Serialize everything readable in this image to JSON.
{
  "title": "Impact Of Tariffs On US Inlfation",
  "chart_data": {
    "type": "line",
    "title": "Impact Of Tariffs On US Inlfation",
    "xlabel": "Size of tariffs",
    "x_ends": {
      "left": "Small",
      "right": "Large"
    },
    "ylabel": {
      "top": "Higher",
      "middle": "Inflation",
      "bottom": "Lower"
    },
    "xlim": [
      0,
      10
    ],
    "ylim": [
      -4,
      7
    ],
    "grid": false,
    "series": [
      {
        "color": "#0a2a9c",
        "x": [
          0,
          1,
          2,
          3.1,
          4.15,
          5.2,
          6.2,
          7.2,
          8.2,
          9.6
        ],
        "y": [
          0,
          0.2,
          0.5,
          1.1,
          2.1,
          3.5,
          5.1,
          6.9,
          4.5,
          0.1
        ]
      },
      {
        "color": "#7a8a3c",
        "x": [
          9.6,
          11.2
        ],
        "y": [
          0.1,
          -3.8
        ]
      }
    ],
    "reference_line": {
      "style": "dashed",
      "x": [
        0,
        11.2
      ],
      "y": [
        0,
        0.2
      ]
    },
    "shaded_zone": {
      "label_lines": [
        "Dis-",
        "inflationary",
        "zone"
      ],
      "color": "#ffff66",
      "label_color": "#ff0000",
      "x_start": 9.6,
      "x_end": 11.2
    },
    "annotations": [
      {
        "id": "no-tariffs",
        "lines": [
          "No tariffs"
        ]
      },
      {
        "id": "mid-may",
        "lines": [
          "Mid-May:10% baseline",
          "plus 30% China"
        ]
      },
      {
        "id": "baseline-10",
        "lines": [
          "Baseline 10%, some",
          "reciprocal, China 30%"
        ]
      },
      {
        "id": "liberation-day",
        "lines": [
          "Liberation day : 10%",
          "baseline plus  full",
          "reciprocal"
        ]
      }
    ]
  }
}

→ Task
Working from the entries above, return all lines that contain "Inlfation".

→ Output for this exercise
  "title": "Impact Of Tariffs On US Inlfation",
    "title": "Impact Of Tariffs On US Inlfation",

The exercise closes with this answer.